EXERCISE |
Your task is to copy every line of this material exactly.

MATERIAL FOR THE TASK |
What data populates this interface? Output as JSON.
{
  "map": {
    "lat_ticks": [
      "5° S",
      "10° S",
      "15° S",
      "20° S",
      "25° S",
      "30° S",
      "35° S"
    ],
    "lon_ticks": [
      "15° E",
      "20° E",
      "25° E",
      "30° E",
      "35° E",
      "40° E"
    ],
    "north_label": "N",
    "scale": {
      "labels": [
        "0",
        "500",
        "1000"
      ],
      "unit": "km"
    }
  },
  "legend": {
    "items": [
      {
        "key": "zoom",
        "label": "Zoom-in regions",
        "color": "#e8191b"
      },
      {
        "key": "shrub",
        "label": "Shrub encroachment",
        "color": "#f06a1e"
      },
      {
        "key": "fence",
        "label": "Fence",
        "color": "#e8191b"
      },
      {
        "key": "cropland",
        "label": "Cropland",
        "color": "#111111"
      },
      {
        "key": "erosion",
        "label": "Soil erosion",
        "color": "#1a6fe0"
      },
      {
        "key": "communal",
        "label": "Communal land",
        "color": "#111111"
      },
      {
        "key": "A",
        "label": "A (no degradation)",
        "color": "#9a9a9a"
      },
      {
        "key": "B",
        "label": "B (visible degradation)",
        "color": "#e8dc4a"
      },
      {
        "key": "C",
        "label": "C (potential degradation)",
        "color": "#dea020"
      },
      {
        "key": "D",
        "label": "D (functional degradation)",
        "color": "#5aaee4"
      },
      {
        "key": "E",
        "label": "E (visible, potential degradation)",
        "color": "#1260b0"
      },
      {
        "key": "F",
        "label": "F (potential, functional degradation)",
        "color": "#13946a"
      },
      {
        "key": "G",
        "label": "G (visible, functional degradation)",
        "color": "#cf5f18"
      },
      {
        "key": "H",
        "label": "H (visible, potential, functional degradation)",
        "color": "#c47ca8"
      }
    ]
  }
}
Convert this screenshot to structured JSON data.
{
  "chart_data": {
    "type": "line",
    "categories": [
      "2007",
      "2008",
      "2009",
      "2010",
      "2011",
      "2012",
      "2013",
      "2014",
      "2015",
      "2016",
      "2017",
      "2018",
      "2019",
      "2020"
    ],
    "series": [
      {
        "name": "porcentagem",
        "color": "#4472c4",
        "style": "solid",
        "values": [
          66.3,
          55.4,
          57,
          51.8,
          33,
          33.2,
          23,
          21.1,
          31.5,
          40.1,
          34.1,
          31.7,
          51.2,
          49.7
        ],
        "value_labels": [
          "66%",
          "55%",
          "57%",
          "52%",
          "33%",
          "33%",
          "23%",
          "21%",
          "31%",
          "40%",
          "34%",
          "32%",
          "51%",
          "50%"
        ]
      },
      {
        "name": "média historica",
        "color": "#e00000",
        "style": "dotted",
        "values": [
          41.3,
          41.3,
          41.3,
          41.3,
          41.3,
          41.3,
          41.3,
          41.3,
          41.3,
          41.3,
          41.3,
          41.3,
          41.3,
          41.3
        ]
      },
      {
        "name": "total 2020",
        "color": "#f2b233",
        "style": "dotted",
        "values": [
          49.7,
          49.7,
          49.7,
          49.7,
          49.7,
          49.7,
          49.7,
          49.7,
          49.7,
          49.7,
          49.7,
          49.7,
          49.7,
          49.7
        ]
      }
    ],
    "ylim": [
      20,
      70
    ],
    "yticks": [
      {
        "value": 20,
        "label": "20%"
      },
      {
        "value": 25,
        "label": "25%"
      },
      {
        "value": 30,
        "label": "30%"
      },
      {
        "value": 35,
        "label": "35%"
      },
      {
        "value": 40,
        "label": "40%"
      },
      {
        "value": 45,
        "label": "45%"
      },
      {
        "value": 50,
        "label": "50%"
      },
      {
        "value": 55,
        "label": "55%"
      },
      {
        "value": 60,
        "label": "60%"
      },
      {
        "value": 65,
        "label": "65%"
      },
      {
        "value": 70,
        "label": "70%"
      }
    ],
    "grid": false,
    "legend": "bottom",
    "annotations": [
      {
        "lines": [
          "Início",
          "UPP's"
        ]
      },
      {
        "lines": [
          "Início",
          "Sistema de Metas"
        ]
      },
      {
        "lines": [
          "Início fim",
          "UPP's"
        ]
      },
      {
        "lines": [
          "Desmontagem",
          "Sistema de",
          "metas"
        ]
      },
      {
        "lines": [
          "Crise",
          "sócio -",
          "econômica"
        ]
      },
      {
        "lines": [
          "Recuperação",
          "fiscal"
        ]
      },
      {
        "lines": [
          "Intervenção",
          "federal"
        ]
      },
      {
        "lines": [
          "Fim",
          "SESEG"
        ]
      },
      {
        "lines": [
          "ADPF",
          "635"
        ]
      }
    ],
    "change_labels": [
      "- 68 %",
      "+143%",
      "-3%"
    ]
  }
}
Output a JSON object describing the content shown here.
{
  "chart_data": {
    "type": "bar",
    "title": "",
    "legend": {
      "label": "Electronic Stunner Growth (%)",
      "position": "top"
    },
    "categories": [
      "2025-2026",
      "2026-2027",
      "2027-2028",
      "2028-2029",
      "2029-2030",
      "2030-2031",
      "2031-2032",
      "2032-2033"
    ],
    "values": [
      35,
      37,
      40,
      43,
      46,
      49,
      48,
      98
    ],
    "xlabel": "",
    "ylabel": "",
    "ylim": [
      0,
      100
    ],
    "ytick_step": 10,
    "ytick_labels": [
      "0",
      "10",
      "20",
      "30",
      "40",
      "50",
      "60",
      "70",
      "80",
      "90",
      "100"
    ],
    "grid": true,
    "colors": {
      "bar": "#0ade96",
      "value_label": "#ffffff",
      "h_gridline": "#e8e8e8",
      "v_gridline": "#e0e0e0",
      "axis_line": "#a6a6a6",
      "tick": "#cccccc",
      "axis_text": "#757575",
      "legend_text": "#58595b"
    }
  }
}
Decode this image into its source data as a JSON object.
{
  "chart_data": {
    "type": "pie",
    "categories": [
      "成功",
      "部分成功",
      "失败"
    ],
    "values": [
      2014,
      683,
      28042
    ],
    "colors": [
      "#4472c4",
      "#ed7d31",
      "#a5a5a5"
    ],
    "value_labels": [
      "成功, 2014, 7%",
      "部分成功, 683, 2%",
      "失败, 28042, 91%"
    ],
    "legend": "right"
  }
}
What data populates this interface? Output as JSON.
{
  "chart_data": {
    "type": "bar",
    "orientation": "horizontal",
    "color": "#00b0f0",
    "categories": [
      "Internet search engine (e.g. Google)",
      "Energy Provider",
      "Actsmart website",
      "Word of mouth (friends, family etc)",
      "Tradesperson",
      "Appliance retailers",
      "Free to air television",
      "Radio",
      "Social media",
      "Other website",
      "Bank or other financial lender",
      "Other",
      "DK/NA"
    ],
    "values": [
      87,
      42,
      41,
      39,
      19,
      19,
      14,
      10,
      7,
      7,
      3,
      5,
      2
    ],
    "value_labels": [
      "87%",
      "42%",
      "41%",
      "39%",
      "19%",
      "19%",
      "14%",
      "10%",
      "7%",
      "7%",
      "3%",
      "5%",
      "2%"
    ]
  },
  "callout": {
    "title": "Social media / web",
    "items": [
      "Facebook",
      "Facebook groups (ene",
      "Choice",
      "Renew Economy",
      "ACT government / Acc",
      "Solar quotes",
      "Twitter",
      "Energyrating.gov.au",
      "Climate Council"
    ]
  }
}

EXERCISE SOLUTION |
What data populates this interface? Output as JSON.
{
  "map": {
    "lat_ticks": [
      "5° S",
      "10° S",
      "15° S",
      "20° S",
      "25° S",
      "30° S",
      "35° S"
    ],
    "lon_ticks": [
      "15° E",
      "20° E",
      "25° E",
      "30° E",
      "35° E",
      "40° E"
    ],
    "north_label": "N",
    "scale": {
      "labels": [
        "0",
        "500",
        "1000"
      ],
      "unit": "km"
    }
  },
  "legend": {
    "items": [
      {
        "key": "zoom",
        "label": "Zoom-in regions",
        "color": "#e8191b"
      },
      {
        "key": "shrub",
        "label": "Shrub encroachment",
        "color": "#f06a1e"
      },
      {
        "key": "fence",
        "label": "Fence",
        "color": "#e8191b"
      },
      {
        "key": "cropland",
        "label": "Cropland",
        "color": "#111111"
      },
      {
        "key": "erosion",
        "label": "Soil erosion",
        "color": "#1a6fe0"
      },
      {
        "key": "communal",
        "label": "Communal land",
        "color": "#111111"
      },
      {
        "key": "A",
        "label": "A (no degradation)",
        "color": "#9a9a9a"
      },
      {
        "key": "B",
        "label": "B (visible degradation)",
        "color": "#e8dc4a"
      },
      {
        "key": "C",
        "label": "C (potential degradation)",
        "color": "#dea020"
      },
      {
        "key": "D",
        "label": "D (functional degradation)",
        "color": "#5aaee4"
      },
      {
        "key": "E",
        "label": "E (visible, potential degradation)",
        "color": "#1260b0"
      },
      {
        "key": "F",
        "label": "F (potential, functional degradation)",
        "color": "#13946a"
      },
      {
        "key": "G",
        "label": "G (visible, functional degradation)",
        "color": "#cf5f18"
      },
      {
        "key": "H",
        "label": "H (visible, potential, functional degradation)",
        "color": "#c47ca8"
      }
    ]
  }
}
Convert this screenshot to structured JSON data.
{
  "chart_data": {
    "type": "line",
    "categories": [
      "2007",
      "2008",
      "2009",
      "2010",
      "2011",
      "2012",
      "2013",
      "2014",
      "2015",
      "2016",
      "2017",
      "2018",
      "2019",
      "2020"
    ],
    "series": [
      {
        "name": "porcentagem",
        "color": "#4472c4",
        "style": "solid",
        "values": [
          66.3,
          55.4,
          57,
          51.8,
          33,
          33.2,
          23,
          21.1,
          31.5,
          40.1,
          34.1,
          31.7,
          51.2,
          49.7
        ],
        "value_labels": [
          "66%",
          "55%",
          "57%",
          "52%",
          "33%",
          "33%",
          "23%",
          "21%",
          "31%",
          "40%",
          "34%",
          "32%",
          "51%",
          "50%"
        ]
      },
      {
        "name": "média historica",
        "color": "#e00000",
        "style": "dotted",
        "values": [
          41.3,
          41.3,
          41.3,
          41.3,
          41.3,
          41.3,
          41.3,
          41.3,
          41.3,
          41.3,
          41.3,
          41.3,
          41.3,
          41.3
        ]
      },
      {
        "name": "total 2020",
        "color": "#f2b233",
        "style": "dotted",
        "values": [
          49.7,
          49.7,
          49.7,
          49.7,
          49.7,
          49.7,
          49.7,
          49.7,
          49.7,
          49.7,
          49.7,
          49.7,
          49.7,
          49.7
        ]
      }
    ],
    "ylim": [
      20,
      70
    ],
    "yticks": [
      {
        "value": 20,
        "label": "20%"
      },
      {
        "value": 25,
        "label": "25%"
      },
      {
        "value": 30,
        "label": "30%"
      },
      {
        "value": 35,
        "label": "35%"
      },
      {
        "value": 40,
        "label": "40%"
      },
      {
        "value": 45,
        "label": "45%"
      },
      {
        "value": 50,
        "label": "50%"
      },
      {
        "value": 55,
        "label": "55%"
      },
      {
        "value": 60,
        "label": "60%"
      },
      {
        "value": 65,
        "label": "65%"
      },
      {
        "value": 70,
        "label": "70%"
      }
    ],
    "grid": false,
    "legend": "bottom",
    "annotations": [
      {
        "lines": [
          "Início",
          "UPP's"
        ]
      },
      {
        "lines": [
          "Início",
          "Sistema de Metas"
        ]
      },
      {
        "lines": [
          "Início fim",
          "UPP's"
        ]
      },
      {
        "lines": [
          "Desmontagem",
          "Sistema de",
          "metas"
        ]
      },
      {
        "lines": [
          "Crise",
          "sócio -",
          "econômica"
        ]
      },
      {
        "lines": [
          "Recuperação",
          "fiscal"
        ]
      },
      {
        "lines": [
          "Intervenção",
          "federal"
        ]
      },
      {
        "lines": [
          "Fim",
          "SESEG"
        ]
      },
      {
        "lines": [
          "ADPF",
          "635"
        ]
      }
    ],
    "change_labels": [
      "- 68 %",
      "+143%",
      "-3%"
    ]
  }
}
Output a JSON object describing the content shown here.
{
  "chart_data": {
    "type": "bar",
    "title": "",
    "legend": {
      "label": "Electronic Stunner Growth (%)",
      "position": "top"
    },
    "categories": [
      "2025-2026",
      "2026-2027",
      "2027-2028",
      "2028-2029",
      "2029-2030",
      "2030-2031",
      "2031-2032",
      "2032-2033"
    ],
    "values": [
      35,
      37,
      40,
      43,
      46,
      49,
      48,
      98
    ],
    "xlabel": "",
    "ylabel": "",
    "ylim": [
      0,
      100
    ],
    "ytick_step": 10,
    "ytick_labels": [
      "0",
      "10",
      "20",
      "30",
      "40",
      "50",
      "60",
      "70",
      "80",
      "90",
      "100"
    ],
    "grid": true,
    "colors": {
      "bar": "#0ade96",
      "value_label": "#ffffff",
      "h_gridline": "#e8e8e8",
      "v_gridline": "#e0e0e0",
      "axis_line": "#a6a6a6",
      "tick": "#cccccc",
      "axis_text": "#757575",
      "legend_text": "#58595b"
    }
  }
}
Decode this image into its source data as a JSON object.
{
  "chart_data": {
    "type": "pie",
    "categories": [
      "成功",
      "部分成功",
      "失败"
    ],
    "values": [
      2014,
      683,
      28042
    ],
    "colors": [
      "#4472c4",
      "#ed7d31",
      "#a5a5a5"
    ],
    "value_labels": [
      "成功, 2014, 7%",
      "部分成功, 683, 2%",
      "失败, 28042, 91%"
    ],
    "legend": "right"
  }
}
What data populates this interface? Output as JSON.
{
  "chart_data": {
    "type": "bar",
    "orientation": "horizontal",
    "color": "#00b0f0",
    "categories": [
      "Internet search engine (e.g. Google)",
      "Energy Provider",
      "Actsmart website",
      "Word of mouth (friends, family etc)",
      "Tradesperson",
      "Appliance retailers",
      "Free to air television",
      "Radio",
      "Social media",
      "Other website",
      "Bank or other financial lender",
      "Other",
      "DK/NA"
    ],
    "values": [
      87,
      42,
      41,
      39,
      19,
      19,
      14,
      10,
      7,
      7,
      3,
      5,
      2
    ],
    "value_labels": [
      "87%",
      "42%",
      "41%",
      "39%",
      "19%",
      "19%",
      "14%",
      "10%",
      "7%",
      "7%",
      "3%",
      "5%",
      "2%"
    ]
  },
  "callout": {
    "title": "Social media / web",
    "items": [
      "Facebook",
      "Facebook groups (ene",
      "Choice",
      "Renew Economy",
      "ACT government / Acc",
      "Solar quotes",
      "Twitter",
      "Energyrating.gov.au",
      "Climate Council"
    ]
  }
}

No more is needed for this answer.